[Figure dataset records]
□ □ □ □ □ □ □

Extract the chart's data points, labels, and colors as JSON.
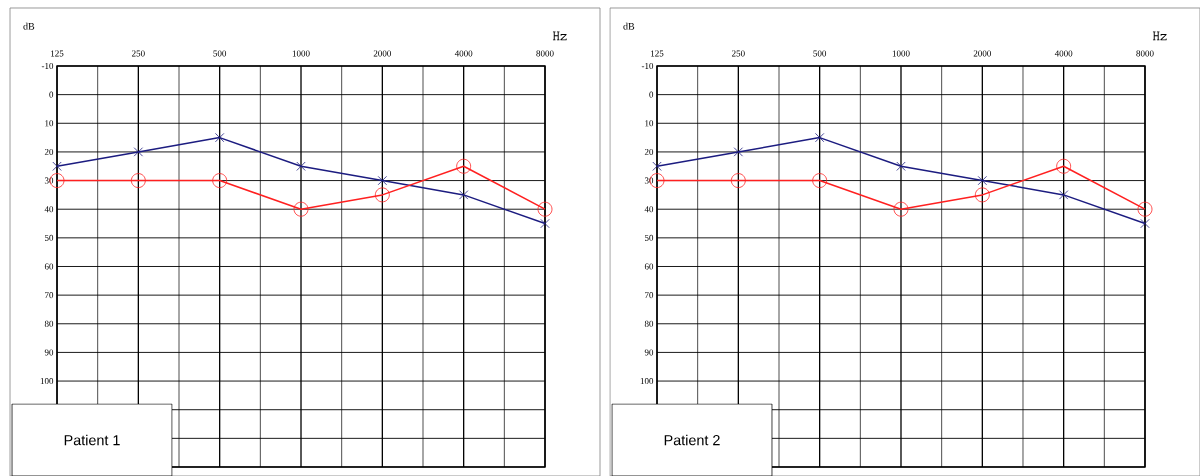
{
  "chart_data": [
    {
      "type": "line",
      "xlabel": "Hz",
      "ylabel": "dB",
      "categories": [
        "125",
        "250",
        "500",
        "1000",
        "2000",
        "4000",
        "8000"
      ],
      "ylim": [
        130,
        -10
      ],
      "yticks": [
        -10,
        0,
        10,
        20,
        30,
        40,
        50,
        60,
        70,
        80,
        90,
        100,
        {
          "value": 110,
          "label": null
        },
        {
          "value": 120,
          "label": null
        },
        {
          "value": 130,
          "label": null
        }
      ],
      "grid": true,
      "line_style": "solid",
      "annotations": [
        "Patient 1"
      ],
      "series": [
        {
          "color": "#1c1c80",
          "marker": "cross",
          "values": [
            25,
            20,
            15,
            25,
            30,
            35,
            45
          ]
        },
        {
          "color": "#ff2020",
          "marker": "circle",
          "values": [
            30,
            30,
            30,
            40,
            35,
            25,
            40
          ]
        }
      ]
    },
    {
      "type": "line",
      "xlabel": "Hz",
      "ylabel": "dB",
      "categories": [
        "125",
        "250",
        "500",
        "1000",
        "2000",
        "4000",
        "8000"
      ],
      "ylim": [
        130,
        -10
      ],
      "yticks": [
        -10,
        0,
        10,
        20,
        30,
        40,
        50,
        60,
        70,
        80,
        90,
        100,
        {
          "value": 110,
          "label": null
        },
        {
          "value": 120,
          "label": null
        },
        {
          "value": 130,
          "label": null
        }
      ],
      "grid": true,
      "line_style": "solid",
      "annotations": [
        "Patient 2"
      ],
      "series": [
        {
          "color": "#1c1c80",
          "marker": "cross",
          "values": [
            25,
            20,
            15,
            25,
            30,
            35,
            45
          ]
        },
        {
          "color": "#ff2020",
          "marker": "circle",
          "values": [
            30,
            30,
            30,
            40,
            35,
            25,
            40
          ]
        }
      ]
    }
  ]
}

□ □ □ □ □ □ □

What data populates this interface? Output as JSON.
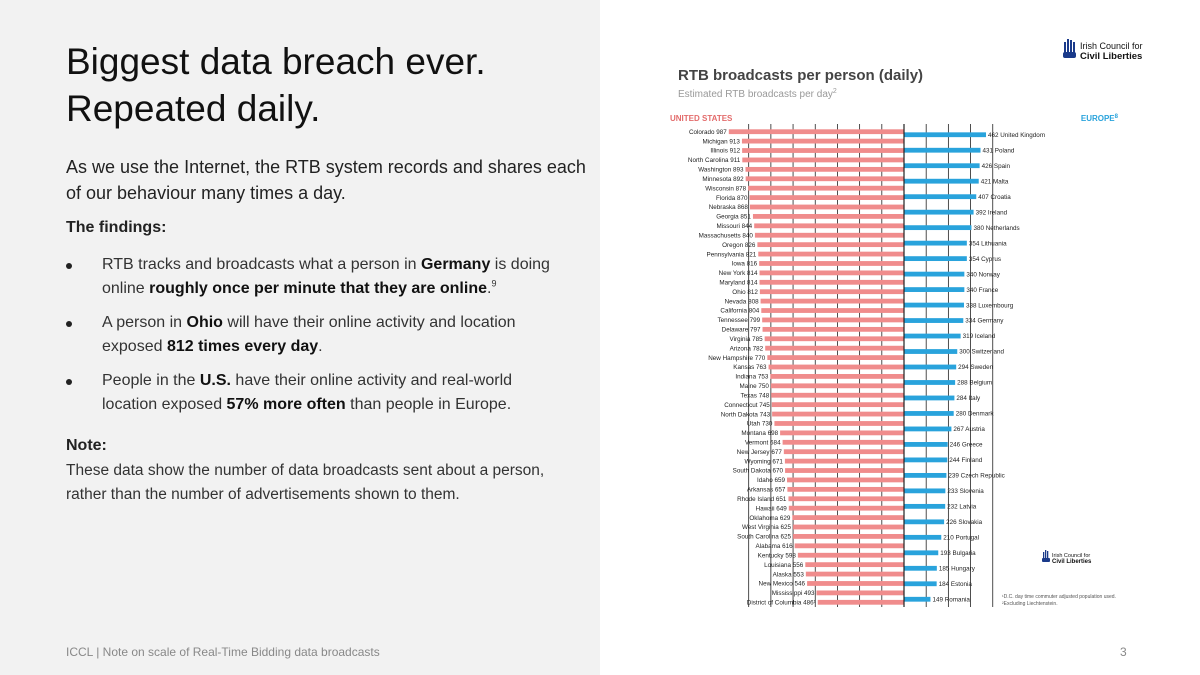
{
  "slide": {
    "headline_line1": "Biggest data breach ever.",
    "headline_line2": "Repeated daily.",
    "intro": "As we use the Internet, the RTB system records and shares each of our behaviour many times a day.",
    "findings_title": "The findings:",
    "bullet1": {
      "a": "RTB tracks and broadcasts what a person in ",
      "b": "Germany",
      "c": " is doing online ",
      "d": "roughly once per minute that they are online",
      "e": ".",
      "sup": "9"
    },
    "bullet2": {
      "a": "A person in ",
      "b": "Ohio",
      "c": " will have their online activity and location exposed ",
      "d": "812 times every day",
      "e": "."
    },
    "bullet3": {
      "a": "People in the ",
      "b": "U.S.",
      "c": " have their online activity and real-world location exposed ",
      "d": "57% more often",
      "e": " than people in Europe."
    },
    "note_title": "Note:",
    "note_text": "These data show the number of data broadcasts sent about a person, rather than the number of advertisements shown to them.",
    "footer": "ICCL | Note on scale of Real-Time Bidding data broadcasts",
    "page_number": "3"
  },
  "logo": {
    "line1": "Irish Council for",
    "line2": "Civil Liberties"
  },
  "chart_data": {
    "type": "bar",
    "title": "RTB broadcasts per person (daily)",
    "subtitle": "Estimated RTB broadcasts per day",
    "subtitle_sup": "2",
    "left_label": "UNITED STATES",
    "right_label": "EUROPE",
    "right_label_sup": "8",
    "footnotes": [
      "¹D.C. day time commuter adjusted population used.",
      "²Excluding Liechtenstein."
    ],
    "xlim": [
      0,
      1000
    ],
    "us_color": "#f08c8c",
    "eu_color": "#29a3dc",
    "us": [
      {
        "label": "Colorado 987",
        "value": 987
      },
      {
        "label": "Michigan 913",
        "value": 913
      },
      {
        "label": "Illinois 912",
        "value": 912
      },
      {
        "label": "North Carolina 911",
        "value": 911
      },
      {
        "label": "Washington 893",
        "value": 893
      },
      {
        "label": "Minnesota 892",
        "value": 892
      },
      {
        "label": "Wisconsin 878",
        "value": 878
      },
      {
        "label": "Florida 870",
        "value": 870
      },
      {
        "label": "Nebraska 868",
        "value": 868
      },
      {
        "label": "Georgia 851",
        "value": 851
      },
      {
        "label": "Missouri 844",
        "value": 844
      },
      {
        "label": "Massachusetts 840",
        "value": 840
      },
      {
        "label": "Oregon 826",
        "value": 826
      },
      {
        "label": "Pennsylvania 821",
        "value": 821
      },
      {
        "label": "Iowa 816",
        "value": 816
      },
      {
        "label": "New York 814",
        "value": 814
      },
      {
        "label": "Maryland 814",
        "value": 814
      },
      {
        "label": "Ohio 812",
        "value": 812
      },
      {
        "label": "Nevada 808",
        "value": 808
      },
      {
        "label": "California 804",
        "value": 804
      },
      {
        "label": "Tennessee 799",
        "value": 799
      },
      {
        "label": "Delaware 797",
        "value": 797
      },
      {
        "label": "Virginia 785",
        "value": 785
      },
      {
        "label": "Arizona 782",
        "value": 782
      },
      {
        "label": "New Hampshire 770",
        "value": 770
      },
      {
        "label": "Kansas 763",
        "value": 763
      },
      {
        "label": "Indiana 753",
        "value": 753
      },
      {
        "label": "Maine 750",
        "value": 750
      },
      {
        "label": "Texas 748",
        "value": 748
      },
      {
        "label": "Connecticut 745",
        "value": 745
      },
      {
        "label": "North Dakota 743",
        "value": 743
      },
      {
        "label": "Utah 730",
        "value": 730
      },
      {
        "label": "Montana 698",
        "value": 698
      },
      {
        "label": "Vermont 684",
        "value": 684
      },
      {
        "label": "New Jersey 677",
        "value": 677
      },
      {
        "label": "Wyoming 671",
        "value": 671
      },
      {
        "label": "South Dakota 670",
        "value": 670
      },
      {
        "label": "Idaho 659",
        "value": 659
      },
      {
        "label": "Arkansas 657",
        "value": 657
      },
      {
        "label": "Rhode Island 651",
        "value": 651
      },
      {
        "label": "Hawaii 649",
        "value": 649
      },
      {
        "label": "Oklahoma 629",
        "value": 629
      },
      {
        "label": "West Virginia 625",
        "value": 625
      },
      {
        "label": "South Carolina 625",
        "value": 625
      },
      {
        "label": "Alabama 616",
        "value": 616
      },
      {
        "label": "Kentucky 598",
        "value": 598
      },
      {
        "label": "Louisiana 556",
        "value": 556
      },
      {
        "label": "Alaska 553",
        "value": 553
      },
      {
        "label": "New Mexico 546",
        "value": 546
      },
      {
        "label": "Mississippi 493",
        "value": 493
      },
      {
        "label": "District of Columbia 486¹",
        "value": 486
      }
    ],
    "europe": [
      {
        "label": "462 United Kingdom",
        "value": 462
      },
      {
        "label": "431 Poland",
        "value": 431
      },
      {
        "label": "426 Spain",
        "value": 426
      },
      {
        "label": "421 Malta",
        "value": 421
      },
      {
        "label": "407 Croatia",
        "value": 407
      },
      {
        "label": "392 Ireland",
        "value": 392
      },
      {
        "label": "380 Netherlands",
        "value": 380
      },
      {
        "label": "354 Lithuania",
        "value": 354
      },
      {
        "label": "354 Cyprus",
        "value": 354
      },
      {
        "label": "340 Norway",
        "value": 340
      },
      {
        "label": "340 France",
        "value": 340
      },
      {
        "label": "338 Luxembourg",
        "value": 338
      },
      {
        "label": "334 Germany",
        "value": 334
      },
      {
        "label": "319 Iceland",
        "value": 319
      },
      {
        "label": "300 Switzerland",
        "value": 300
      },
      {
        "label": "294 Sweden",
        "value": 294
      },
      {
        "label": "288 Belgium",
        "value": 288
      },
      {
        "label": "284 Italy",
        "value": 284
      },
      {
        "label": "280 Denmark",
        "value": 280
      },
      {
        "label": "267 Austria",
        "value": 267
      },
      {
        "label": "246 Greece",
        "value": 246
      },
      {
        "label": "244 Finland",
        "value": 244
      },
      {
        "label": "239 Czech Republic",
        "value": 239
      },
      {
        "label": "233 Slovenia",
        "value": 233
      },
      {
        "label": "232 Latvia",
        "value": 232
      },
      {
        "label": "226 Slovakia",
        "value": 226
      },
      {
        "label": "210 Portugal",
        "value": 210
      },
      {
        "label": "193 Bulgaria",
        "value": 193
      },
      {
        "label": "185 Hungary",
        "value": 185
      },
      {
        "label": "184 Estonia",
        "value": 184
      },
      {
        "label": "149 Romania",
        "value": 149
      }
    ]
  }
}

□ □ □ □ □ □ □

▸ **EXERCISE BRIEF**
Using the listing, copy every line where the word "than" shows up.

▸ **IN RESPONSE**
      "e": " than people in Europe."
    "note_text": "These data show the number of data broadcasts sent about a person, rather than the number of advertisements shown to them.",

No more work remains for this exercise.